**Problem description**
Every record here needs to be written out again exactly.

(Collection entries)
- - - -
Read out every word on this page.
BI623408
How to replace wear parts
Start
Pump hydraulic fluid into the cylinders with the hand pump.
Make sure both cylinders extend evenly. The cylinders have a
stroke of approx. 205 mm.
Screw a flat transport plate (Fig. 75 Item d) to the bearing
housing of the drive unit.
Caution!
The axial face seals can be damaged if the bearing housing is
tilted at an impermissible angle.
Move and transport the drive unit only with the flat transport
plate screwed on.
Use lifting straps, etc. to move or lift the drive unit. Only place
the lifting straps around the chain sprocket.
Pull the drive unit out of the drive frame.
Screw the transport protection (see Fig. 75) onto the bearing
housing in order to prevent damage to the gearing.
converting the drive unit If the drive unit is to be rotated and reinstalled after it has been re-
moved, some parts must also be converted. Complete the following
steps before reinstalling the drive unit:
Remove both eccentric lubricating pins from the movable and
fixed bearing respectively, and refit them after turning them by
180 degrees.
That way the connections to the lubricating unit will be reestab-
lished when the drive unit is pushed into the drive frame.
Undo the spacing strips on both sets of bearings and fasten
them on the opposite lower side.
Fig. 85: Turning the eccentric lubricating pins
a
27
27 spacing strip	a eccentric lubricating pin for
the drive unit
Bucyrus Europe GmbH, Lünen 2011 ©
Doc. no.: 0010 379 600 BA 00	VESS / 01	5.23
- - - -
**Answer to the problem**
Read out every word on this page.
BI623408
How to replace wear parts
Start
Pump hydraulic fluid into the cylinders with the hand pump.
Make sure both cylinders extend evenly. The cylinders have a
stroke of approx. 205 mm.
Screw a flat transport plate (Fig. 75 Item d) to the bearing
housing of the drive unit.
Caution!
The axial face seals can be damaged if the bearing housing is
tilted at an impermissible angle.
Move and transport the drive unit only with the flat transport
plate screwed on.
Use lifting straps, etc. to move or lift the drive unit. Only place
the lifting straps around the chain sprocket.
Pull the drive unit out of the drive frame.
Screw the transport protection (see Fig. 75) onto the bearing
housing in order to prevent damage to the gearing.
converting the drive unit If the drive unit is to be rotated and reinstalled after it has been re-
moved, some parts must also be converted. Complete the following
steps before reinstalling the drive unit:
Remove both eccentric lubricating pins from the movable and
fixed bearing respectively, and refit them after turning them by
180 degrees.
That way the connections to the lubricating unit will be reestab-
lished when the drive unit is pushed into the drive frame.
Undo the spacing strips on both sets of bearings and fasten
them on the opposite lower side.
Fig. 85: Turning the eccentric lubricating pins
a
27
27 spacing strip	a eccentric lubricating pin for
the drive unit
Bucyrus Europe GmbH, Lünen 2011 ©
Doc. no.: 0010 379 600 BA 00	VESS / 01	5.23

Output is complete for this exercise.